> _Given request_
Omit the images, then print each record below exactly as it reads.

Items from a figure collection
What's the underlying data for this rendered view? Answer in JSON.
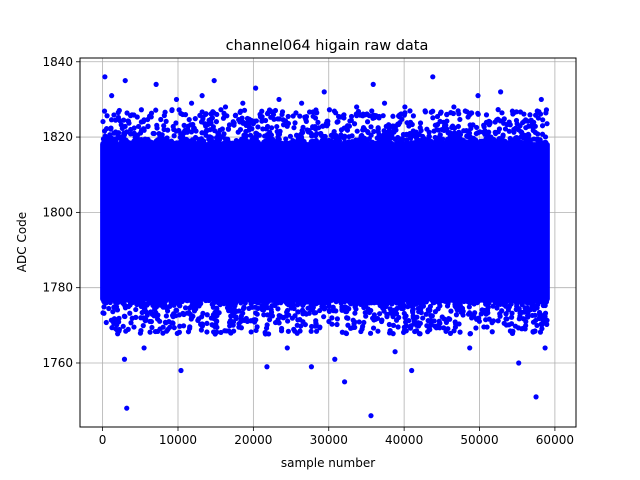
{
  "chart_data": {
    "type": "scatter",
    "title": "channel064 higain raw data",
    "xlabel": "sample number",
    "ylabel": "ADC Code",
    "xlim": [
      -3000,
      62800
    ],
    "ylim": [
      1743,
      1841
    ],
    "xticks": [
      0,
      10000,
      20000,
      30000,
      40000,
      50000,
      60000
    ],
    "yticks": [
      1760,
      1780,
      1800,
      1820,
      1840
    ],
    "xtick_labels": [
      "0",
      "10000",
      "20000",
      "30000",
      "40000",
      "50000",
      "60000"
    ],
    "ytick_labels": [
      "1760",
      "1780",
      "1800",
      "1820",
      "1840"
    ],
    "grid": true,
    "marker_color": "#0000ff",
    "dense_band": {
      "x_range": [
        0,
        59000
      ],
      "y_range": [
        1777,
        1818
      ],
      "note": "continuous dense band of samples filling this range"
    },
    "points": [
      [
        300,
        1836
      ],
      [
        1200,
        1831
      ],
      [
        3000,
        1835
      ],
      [
        3200,
        1748
      ],
      [
        2900,
        1761
      ],
      [
        5500,
        1764
      ],
      [
        7100,
        1834
      ],
      [
        9800,
        1830
      ],
      [
        10400,
        1758
      ],
      [
        11800,
        1829
      ],
      [
        13200,
        1831
      ],
      [
        14800,
        1835
      ],
      [
        16300,
        1828
      ],
      [
        18600,
        1829
      ],
      [
        20300,
        1833
      ],
      [
        21800,
        1759
      ],
      [
        23400,
        1830
      ],
      [
        24500,
        1764
      ],
      [
        26400,
        1829
      ],
      [
        27700,
        1759
      ],
      [
        29400,
        1832
      ],
      [
        30800,
        1761
      ],
      [
        32100,
        1755
      ],
      [
        33700,
        1828
      ],
      [
        35600,
        1746
      ],
      [
        35900,
        1834
      ],
      [
        37400,
        1829
      ],
      [
        38800,
        1763
      ],
      [
        40100,
        1828
      ],
      [
        41000,
        1758
      ],
      [
        43800,
        1836
      ],
      [
        46600,
        1828
      ],
      [
        48700,
        1764
      ],
      [
        49800,
        1831
      ],
      [
        52800,
        1832
      ],
      [
        55200,
        1760
      ],
      [
        57500,
        1751
      ],
      [
        58200,
        1830
      ],
      [
        58700,
        1764
      ]
    ]
  }
}
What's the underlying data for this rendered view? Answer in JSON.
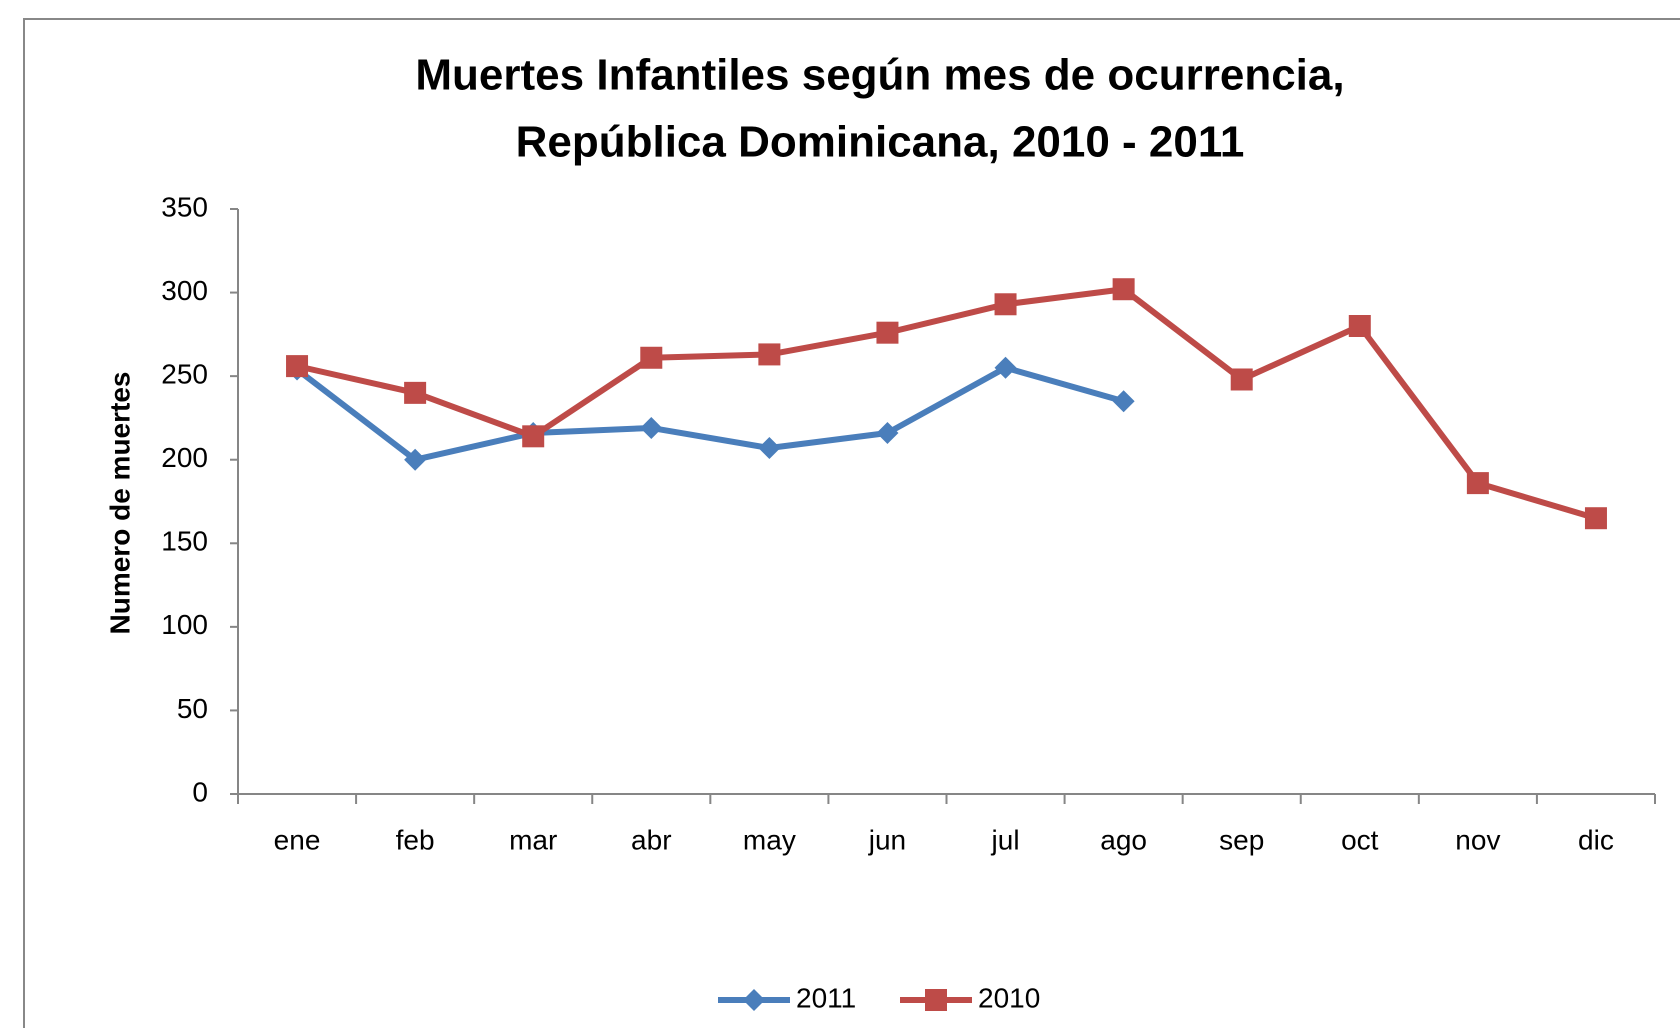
{
  "chart_data": {
    "type": "line",
    "title": [
      "Muertes Infantiles según mes de ocurrencia,",
      "República Dominicana,  2010 - 2011"
    ],
    "y_label": "Numero de muertes",
    "categories": [
      "ene",
      "feb",
      "mar",
      "abr",
      "may",
      "jun",
      "jul",
      "ago",
      "sep",
      "oct",
      "nov",
      "dic"
    ],
    "series": [
      {
        "name": "2011",
        "color": "#4a7ebb",
        "marker": "diamond",
        "values": [
          254,
          200,
          216,
          219,
          207,
          216,
          255,
          235,
          null,
          null,
          null,
          null
        ]
      },
      {
        "name": "2010",
        "color": "#be4b48",
        "marker": "square",
        "values": [
          256,
          240,
          214,
          261,
          263,
          276,
          293,
          302,
          248,
          280,
          186,
          165
        ]
      }
    ],
    "ylim": [
      0,
      350
    ],
    "yticks": [
      0,
      50,
      100,
      150,
      200,
      250,
      300,
      350
    ],
    "grid": false,
    "legend": "bottom"
  }
}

> _Response for this exercise_
What's the underlying data for this rendered view? Answer in JSON.
{
  "chart_data": {
    "type": "scatter",
    "title": "channel064 higain raw data",
    "xlabel": "sample number",
    "ylabel": "ADC Code",
    "xlim": [
      -3000,
      62800
    ],
    "ylim": [
      1743,
      1841
    ],
    "xticks": [
      0,
      10000,
      20000,
      30000,
      40000,
      50000,
      60000
    ],
    "yticks": [
      1760,
      1780,
      1800,
      1820,
      1840
    ],
    "xtick_labels": [
      "0",
      "10000",
      "20000",
      "30000",
      "40000",
      "50000",
      "60000"
    ],
    "ytick_labels": [
      "1760",
      "1780",
      "1800",
      "1820",
      "1840"
    ],
    "grid": true,
    "marker_color": "#0000ff",
    "dense_band": {
      "x_range": [
        0,
        59000
      ],
      "y_range": [
        1777,
        1818
      ],
      "note": "continuous dense band of samples filling this range"
    },
    "points": [
      [
        300,
        1836
      ],
      [
        1200,
        1831
      ],
      [
        3000,
        1835
      ],
      [
        3200,
        1748
      ],
      [
        2900,
        1761
      ],
      [
        5500,
        1764
      ],
      [
        7100,
        1834
      ],
      [
        9800,
        1830
      ],
      [
        10400,
        1758
      ],
      [
        11800,
        1829
      ],
      [
        13200,
        1831
      ],
      [
        14800,
        1835
      ],
      [
        16300,
        1828
      ],
      [
        18600,
        1829
      ],
      [
        20300,
        1833
      ],
      [
        21800,
        1759
      ],
      [
        23400,
        1830
      ],
      [
        24500,
        1764
      ],
      [
        26400,
        1829
      ],
      [
        27700,
        1759
      ],
      [
        29400,
        1832
      ],
      [
        30800,
        1761
      ],
      [
        32100,
        1755
      ],
      [
        33700,
        1828
      ],
      [
        35600,
        1746
      ],
      [
        35900,
        1834
      ],
      [
        37400,
        1829
      ],
      [
        38800,
        1763
      ],
      [
        40100,
        1828
      ],
      [
        41000,
        1758
      ],
      [
        43800,
        1836
      ],
      [
        46600,
        1828
      ],
      [
        48700,
        1764
      ],
      [
        49800,
        1831
      ],
      [
        52800,
        1832
      ],
      [
        55200,
        1760
      ],
      [
        57500,
        1751
      ],
      [
        58200,
        1830
      ],
      [
        58700,
        1764
      ]
    ]
  }
}
What's the underlying data for this rendered view? Answer in JSON.
{
  "chart_data": {
    "type": "line",
    "title": [
      "Muertes Infantiles según mes de ocurrencia,",
      "República Dominicana,  2010 - 2011"
    ],
    "y_label": "Numero de muertes",
    "categories": [
      "ene",
      "feb",
      "mar",
      "abr",
      "may",
      "jun",
      "jul",
      "ago",
      "sep",
      "oct",
      "nov",
      "dic"
    ],
    "series": [
      {
        "name": "2011",
        "color": "#4a7ebb",
        "marker": "diamond",
        "values": [
          254,
          200,
          216,
          219,
          207,
          216,
          255,
          235,
          null,
          null,
          null,
          null
        ]
      },
      {
        "name": "2010",
        "color": "#be4b48",
        "marker": "square",
        "values": [
          256,
          240,
          214,
          261,
          263,
          276,
          293,
          302,
          248,
          280,
          186,
          165
        ]
      }
    ],
    "ylim": [
      0,
      350
    ],
    "yticks": [
      0,
      50,
      100,
      150,
      200,
      250,
      300,
      350
    ],
    "grid": false,
    "legend": "bottom"
  }
}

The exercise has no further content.